## WHAT YOU WILL DO:
Return only the number of lines in the data below where the word "dense" appears.

(Figure content listings)
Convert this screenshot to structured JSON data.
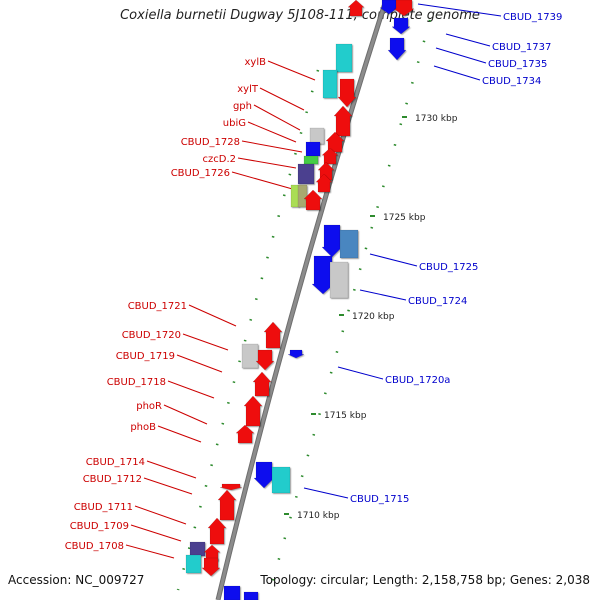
{
  "title": "Coxiella burnetii Dugway 5J108-111, complete genome",
  "footer": {
    "accession": "Accession: NC_009727",
    "topology": "Topology: circular; Length: 2,158,758 bp; Genes: 2,038"
  },
  "colors": {
    "backbone": "#8c8c8c",
    "forward_label": "#cc0000",
    "reverse_label": "#0000cc",
    "tick": "#2e8b2e",
    "red": "#ee1111",
    "blue": "#1111ee",
    "cyan": "#22cccc",
    "gray": "#c8c8c8",
    "steel": "#4a86c0",
    "purple": "#4b3f8f",
    "green": "#44cc44",
    "lime": "#aadd55",
    "olive": "#a8a870"
  },
  "scale_labels": [
    "1730 kbp",
    "1725 kbp",
    "1720 kbp",
    "1715 kbp",
    "1710 kbp"
  ],
  "forward_labels": [
    "xylB",
    "xylT",
    "gph",
    "ubiG",
    "CBUD_1728",
    "czcD.2",
    "CBUD_1726",
    "CBUD_1721",
    "CBUD_1720",
    "CBUD_1719",
    "CBUD_1718",
    "phoR",
    "phoB",
    "CBUD_1714",
    "CBUD_1712",
    "CBUD_1711",
    "CBUD_1709",
    "CBUD_1708"
  ],
  "reverse_labels": [
    "CBUD_1739",
    "CBUD_1737",
    "CBUD_1735",
    "CBUD_1734",
    "CBUD_1725",
    "CBUD_1724",
    "CBUD_1720a",
    "CBUD_1715"
  ]
}
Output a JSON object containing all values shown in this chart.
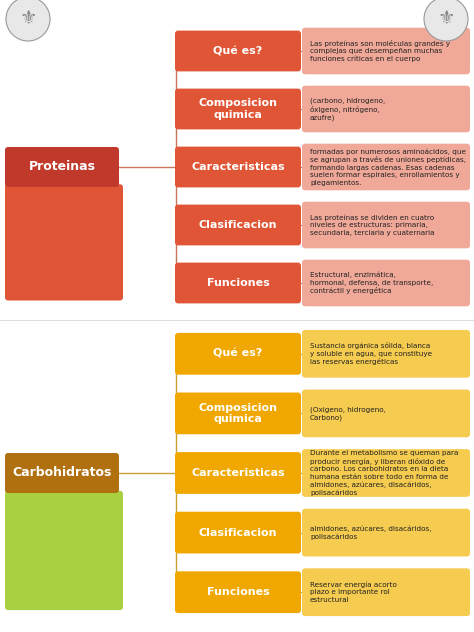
{
  "bg_color": "#ffffff",
  "section1": {
    "title": "Proteinas",
    "title_color": "#c0392b",
    "title_text_color": "#ffffff",
    "branch_color": "#c8785a",
    "box_color": "#e05535",
    "box_text_color": "#ffffff",
    "info_color": "#f0a898",
    "info_text_color": "#222222",
    "categories": [
      "Qué es?",
      "Composicion\nquimica",
      "Caracteristicas",
      "Clasificacion",
      "Funciones"
    ],
    "descriptions": [
      "Las proteínas son moléculas grandes y\ncomplejas que desempeñan muchas\nfunciones críticas en el cuerpo",
      "(carbono, hidrogeno,\nóxigeno, nitrógeno,\nazufre)",
      "formadas por numerosos aminoácidos, que\nse agrupan a través de uniones peptídicas,\nformando largas cadenas. Esas cadenas\nsuelen formar espirales, enrollamientos y\nplegamientos.",
      "Las proteínas se dividen en cuatro\nniveles de estructuras: primaria,\nsecundaria, terciaria y cuaternaria",
      "Estructural, enzimática,\nhormonal, defensa, de transporte,\ncontráctil y energética"
    ],
    "img_color_top": "#e05535",
    "img_color_bot": "#c05030"
  },
  "section2": {
    "title": "Carbohidratos",
    "title_color": "#b07010",
    "title_text_color": "#ffffff",
    "branch_color": "#c8a030",
    "box_color": "#f0a800",
    "box_text_color": "#ffffff",
    "info_color": "#f5cb50",
    "info_text_color": "#222222",
    "categories": [
      "Qué es?",
      "Composicion\nquimica",
      "Caracteristicas",
      "Clasificacion",
      "Funciones"
    ],
    "descriptions": [
      "Sustancia orgánica sólida, blanca\ny soluble en agua, que constituye\nlas reservas energéticas",
      "(Oxigeno, hidrogeno,\nCarbono)",
      "Durante el metabolismo se queman para\nproducir energía, y liberan dióxido de\ncarbono. Los carbohidratos en la dieta\nhumana están sobre todo en forma de\nalmidones, azúcares, disacáridos,\npolisacáridos",
      "almidones, azúcares, disacáridos,\npolisacáridos",
      "Reservar energía acorto\nplazo e importante rol\nestructural"
    ],
    "img_color_top": "#a8d040",
    "img_color_bot": "#e8e030"
  }
}
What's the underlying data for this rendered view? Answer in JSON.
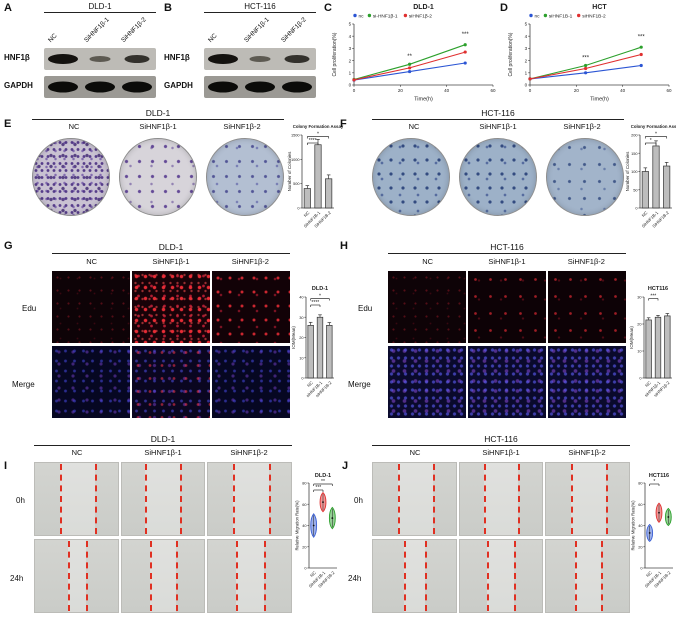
{
  "figure": {
    "panels": {
      "A": {
        "label": "A",
        "cell_line": "DLD-1",
        "lanes": [
          "NC",
          "SiHNF1β-1",
          "SiHNF1β-2"
        ],
        "proteins": [
          "HNF1β",
          "GAPDH"
        ],
        "bands": {
          "hnf1b": [
            "strong",
            "faint",
            "medium"
          ],
          "gapdh": [
            "strong",
            "strong",
            "strong"
          ]
        }
      },
      "B": {
        "label": "B",
        "cell_line": "HCT-116",
        "lanes": [
          "NC",
          "SiHNF1β-1",
          "SiHNF1β-2"
        ],
        "proteins": [
          "HNF1β",
          "GAPDH"
        ],
        "bands": {
          "hnf1b": [
            "strong",
            "faint",
            "medium"
          ],
          "gapdh": [
            "strong",
            "strong",
            "strong"
          ]
        }
      },
      "C": {
        "label": "C"
      },
      "D": {
        "label": "D"
      },
      "E": {
        "label": "E",
        "title": "DLD-1",
        "columns": [
          "NC",
          "SiHNF1β-1",
          "SiHNF1β-2"
        ],
        "wells": [
          "dense-purple",
          "sparse-purple",
          "sparse-blue"
        ]
      },
      "F": {
        "label": "F",
        "title": "HCT-116",
        "columns": [
          "NC",
          "SiHNF1β-1",
          "SiHNF1β-2"
        ],
        "wells": [
          "blue-medium",
          "blue-medium",
          "blue-sparse"
        ]
      },
      "G": {
        "label": "G",
        "title": "DLD-1",
        "columns": [
          "NC",
          "SiHNF1β-1",
          "SiHNF1β-2"
        ],
        "row_labels": [
          "Edu",
          "Merge"
        ],
        "edu": [
          "edu-faint",
          "edu-dense",
          "edu-medium"
        ],
        "merge": [
          "merge-blue",
          "merge-bluered",
          "merge-blue"
        ]
      },
      "H": {
        "label": "H",
        "title": "HCT-116",
        "columns": [
          "NC",
          "SiHNF1β-1",
          "SiHNF1β-2"
        ],
        "row_labels": [
          "Edu",
          "Merge"
        ],
        "edu": [
          "edu-faint",
          "edu-sparse",
          "edu-sparse"
        ],
        "merge": [
          "merge-dense",
          "merge-dense",
          "merge-dense"
        ]
      },
      "I": {
        "label": "I",
        "title": "DLD-1",
        "columns": [
          "NC",
          "SiHNF1β-1",
          "SiHNF1β-2"
        ],
        "row_labels": [
          "0h",
          "24h"
        ],
        "gaps": {
          "r0": [
            [
              30,
              72
            ],
            [
              28,
              71
            ],
            [
              30,
              73
            ]
          ],
          "r1": [
            [
              40,
              62
            ],
            [
              34,
              66
            ],
            [
              34,
              67
            ]
          ]
        }
      },
      "J": {
        "label": "J",
        "title": "HCT-116",
        "columns": [
          "NC",
          "SiHNF1β-1",
          "SiHNF1β-2"
        ],
        "row_labels": [
          "0h",
          "24h"
        ],
        "gaps": {
          "r0": [
            [
              30,
              72
            ],
            [
              29,
              71
            ],
            [
              30,
              72
            ]
          ],
          "r1": [
            [
              38,
              63
            ],
            [
              33,
              66
            ],
            [
              35,
              66
            ]
          ]
        }
      }
    }
  },
  "chart_data": [
    {
      "id": "C",
      "type": "line",
      "title": "DLD-1",
      "xlabel": "Time(h)",
      "ylabel": "Cell proliferation(%)",
      "x": [
        0,
        24,
        48
      ],
      "xlim": [
        0,
        60
      ],
      "ylim": [
        0,
        5
      ],
      "xticks": [
        0,
        20,
        40,
        60
      ],
      "yticks": [
        0,
        1,
        2,
        3,
        4,
        5
      ],
      "legend_position": "top",
      "grid": false,
      "series": [
        {
          "name": "nc",
          "color": "#2b55d4",
          "values": [
            0.4,
            1.1,
            1.8
          ]
        },
        {
          "name": "si-HNF1β-1",
          "color": "#2ca02c",
          "values": [
            0.45,
            1.7,
            3.3
          ]
        },
        {
          "name": "siHNF1β-2",
          "color": "#e03030",
          "values": [
            0.42,
            1.4,
            2.7
          ]
        }
      ],
      "annotations": [
        {
          "x": 24,
          "y": 2.2,
          "text": "**"
        },
        {
          "x": 48,
          "y": 4.0,
          "text": "***"
        }
      ]
    },
    {
      "id": "D",
      "type": "line",
      "title": "HCT",
      "xlabel": "Time(h)",
      "ylabel": "Cell proliferation(%)",
      "x": [
        0,
        24,
        48
      ],
      "xlim": [
        0,
        60
      ],
      "ylim": [
        0,
        5
      ],
      "xticks": [
        0,
        20,
        40,
        60
      ],
      "yticks": [
        0,
        1,
        2,
        3,
        4,
        5
      ],
      "legend_position": "top",
      "grid": false,
      "series": [
        {
          "name": "nc",
          "color": "#2b55d4",
          "values": [
            0.5,
            1.0,
            1.6
          ]
        },
        {
          "name": "siHNF1B-1",
          "color": "#2ca02c",
          "values": [
            0.5,
            1.6,
            3.1
          ]
        },
        {
          "name": "siHNF1B-2",
          "color": "#e03030",
          "values": [
            0.5,
            1.35,
            2.5
          ]
        }
      ],
      "annotations": [
        {
          "x": 24,
          "y": 2.1,
          "text": "***"
        },
        {
          "x": 48,
          "y": 3.8,
          "text": "***"
        }
      ]
    },
    {
      "id": "E",
      "type": "bar",
      "title": "Colony Formation Assay",
      "ylabel": "Number of Colonies",
      "categories": [
        "NC",
        "SiHNF1B-1",
        "SiHNF1B-2"
      ],
      "values": [
        400,
        1300,
        600
      ],
      "errors": [
        60,
        110,
        80
      ],
      "ylim": [
        0,
        1500
      ],
      "yticks": [
        0,
        500,
        1000,
        1500
      ],
      "bar_color": "#bdbdbd",
      "significance": [
        {
          "from": 0,
          "to": 2,
          "text": "*"
        },
        {
          "from": 0,
          "to": 1,
          "text": "****"
        }
      ]
    },
    {
      "id": "F",
      "type": "bar",
      "title": "Colony Formation Assay",
      "ylabel": "Number of Colonies",
      "categories": [
        "NC",
        "SiHNF1B-1",
        "SiHNF1B-2"
      ],
      "values": [
        100,
        170,
        115
      ],
      "errors": [
        10,
        14,
        10
      ],
      "ylim": [
        0,
        200
      ],
      "yticks": [
        0,
        50,
        100,
        150,
        200
      ],
      "bar_color": "#bdbdbd",
      "significance": [
        {
          "from": 0,
          "to": 2,
          "text": "*"
        },
        {
          "from": 0,
          "to": 1,
          "text": "*"
        }
      ]
    },
    {
      "id": "G",
      "type": "bar",
      "title": "DLD-1",
      "ylabel": "IOM(Mean)",
      "categories": [
        "NC",
        "siHNF1B-1",
        "siHNF1B-2"
      ],
      "values": [
        26,
        30,
        26
      ],
      "errors": [
        1.5,
        1.2,
        1.4
      ],
      "ylim": [
        0,
        40
      ],
      "yticks": [
        0,
        10,
        20,
        30,
        40
      ],
      "bar_color": "#bdbdbd",
      "significance": [
        {
          "from": 0,
          "to": 2,
          "text": "*"
        },
        {
          "from": 0,
          "to": 1,
          "text": "****"
        }
      ]
    },
    {
      "id": "H",
      "type": "bar",
      "title": "HCT116",
      "ylabel": "IOM(Mean)",
      "categories": [
        "NC",
        "siHNF1β-1",
        "siHNF1β-2"
      ],
      "values": [
        21.5,
        22.5,
        23
      ],
      "errors": [
        0.8,
        0.7,
        0.9
      ],
      "ylim": [
        0,
        30
      ],
      "yticks": [
        0,
        10,
        20,
        30
      ],
      "bar_color": "#bdbdbd",
      "significance": [
        {
          "from": 0,
          "to": 1,
          "text": "***"
        }
      ]
    },
    {
      "id": "I",
      "type": "violin",
      "title": "DLD-1",
      "ylabel": "Relative Migration Rate(%)",
      "categories": [
        "NC",
        "SiHNF1B-1",
        "SiHNF1B-2"
      ],
      "colors": [
        "#3a5fd4",
        "#e03030",
        "#2ca02c"
      ],
      "medians": [
        40,
        62,
        47
      ],
      "spreads": [
        11,
        9,
        10
      ],
      "ylim": [
        0,
        80
      ],
      "yticks": [
        0,
        20,
        40,
        60,
        80
      ],
      "significance": [
        {
          "from": 0,
          "to": 2,
          "text": "**"
        },
        {
          "from": 0,
          "to": 1,
          "text": "***"
        }
      ]
    },
    {
      "id": "J",
      "type": "violin",
      "title": "HCT116",
      "ylabel": "Relative Migration Rate(%)",
      "categories": [
        "NC",
        "SiHNF1B-1",
        "SiHNF1B-2"
      ],
      "colors": [
        "#3a5fd4",
        "#e03030",
        "#2ca02c"
      ],
      "medians": [
        33,
        52,
        48
      ],
      "spreads": [
        8,
        9,
        8
      ],
      "ylim": [
        0,
        80
      ],
      "yticks": [
        0,
        20,
        40,
        60,
        80
      ],
      "significance": [
        {
          "from": 0,
          "to": 1,
          "text": "*"
        }
      ]
    }
  ]
}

## RESULT OF THIS TASK:
5